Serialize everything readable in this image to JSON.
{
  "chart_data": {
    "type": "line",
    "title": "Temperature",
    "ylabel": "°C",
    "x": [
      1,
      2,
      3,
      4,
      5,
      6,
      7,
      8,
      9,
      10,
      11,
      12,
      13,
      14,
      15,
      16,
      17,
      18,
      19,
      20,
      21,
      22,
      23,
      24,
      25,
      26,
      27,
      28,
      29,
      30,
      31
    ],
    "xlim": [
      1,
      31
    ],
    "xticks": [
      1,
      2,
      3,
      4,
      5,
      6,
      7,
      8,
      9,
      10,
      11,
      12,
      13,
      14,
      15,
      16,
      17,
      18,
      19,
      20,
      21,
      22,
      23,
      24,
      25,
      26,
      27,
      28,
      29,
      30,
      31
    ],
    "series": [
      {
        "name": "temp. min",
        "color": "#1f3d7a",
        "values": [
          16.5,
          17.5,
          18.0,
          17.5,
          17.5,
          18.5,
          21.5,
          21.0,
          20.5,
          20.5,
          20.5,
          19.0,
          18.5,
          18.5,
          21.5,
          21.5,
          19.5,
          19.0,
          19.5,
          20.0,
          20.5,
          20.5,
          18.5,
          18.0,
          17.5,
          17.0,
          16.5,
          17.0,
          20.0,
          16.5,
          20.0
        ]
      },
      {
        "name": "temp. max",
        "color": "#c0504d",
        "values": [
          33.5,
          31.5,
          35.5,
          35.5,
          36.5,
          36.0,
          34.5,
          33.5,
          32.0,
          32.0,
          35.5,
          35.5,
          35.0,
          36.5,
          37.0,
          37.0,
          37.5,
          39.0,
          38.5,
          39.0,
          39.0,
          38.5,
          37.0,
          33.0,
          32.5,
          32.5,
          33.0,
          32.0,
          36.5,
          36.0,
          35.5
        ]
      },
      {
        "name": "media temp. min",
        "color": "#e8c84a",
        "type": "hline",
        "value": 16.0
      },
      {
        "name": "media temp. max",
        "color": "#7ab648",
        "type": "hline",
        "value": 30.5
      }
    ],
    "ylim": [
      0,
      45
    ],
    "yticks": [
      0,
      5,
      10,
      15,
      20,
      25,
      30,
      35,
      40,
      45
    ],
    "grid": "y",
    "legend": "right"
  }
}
——————
* _What the task asks_
Extract every line of the records above that contains the word "color".

* _Task answer_
        "color": "#1f3d7a",
        "color": "#c0504d",
        "color": "#e8c84a",
        "color": "#7ab648",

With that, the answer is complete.